# PROVIDED RECORDS start

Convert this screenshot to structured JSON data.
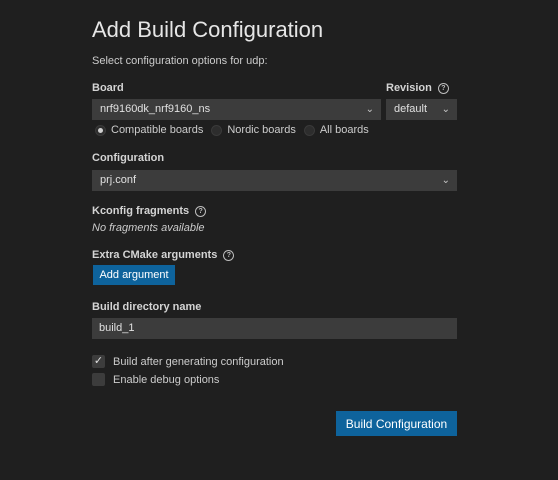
{
  "header": {
    "title": "Add Build Configuration",
    "subtitle": "Select configuration options for udp:"
  },
  "board": {
    "label": "Board",
    "value": "nrf9160dk_nrf9160_ns",
    "radio_options": [
      {
        "label": "Compatible boards",
        "selected": true
      },
      {
        "label": "Nordic boards",
        "selected": false
      },
      {
        "label": "All boards",
        "selected": false
      }
    ]
  },
  "revision": {
    "label": "Revision",
    "value": "default"
  },
  "configuration": {
    "label": "Configuration",
    "value": "prj.conf"
  },
  "kconfig": {
    "label": "Kconfig fragments",
    "empty_text": "No fragments available"
  },
  "cmake": {
    "label": "Extra CMake arguments",
    "add_label": "Add argument"
  },
  "build_dir": {
    "label": "Build directory name",
    "value": "build_1"
  },
  "options": [
    {
      "label": "Build after generating configuration",
      "checked": true
    },
    {
      "label": "Enable debug options",
      "checked": false
    }
  ],
  "submit_label": "Build Configuration",
  "colors": {
    "background": "#1f1f1f",
    "input_bg": "#3c3c3c",
    "primary_button": "#0e639c"
  }
}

# PROVIDED RECORDS end

▶ [PROBLEM] The string "boards" may appear in lines of the listing above; tally those lines and give the number only.

▶ [SOLVED EXERCISE] 3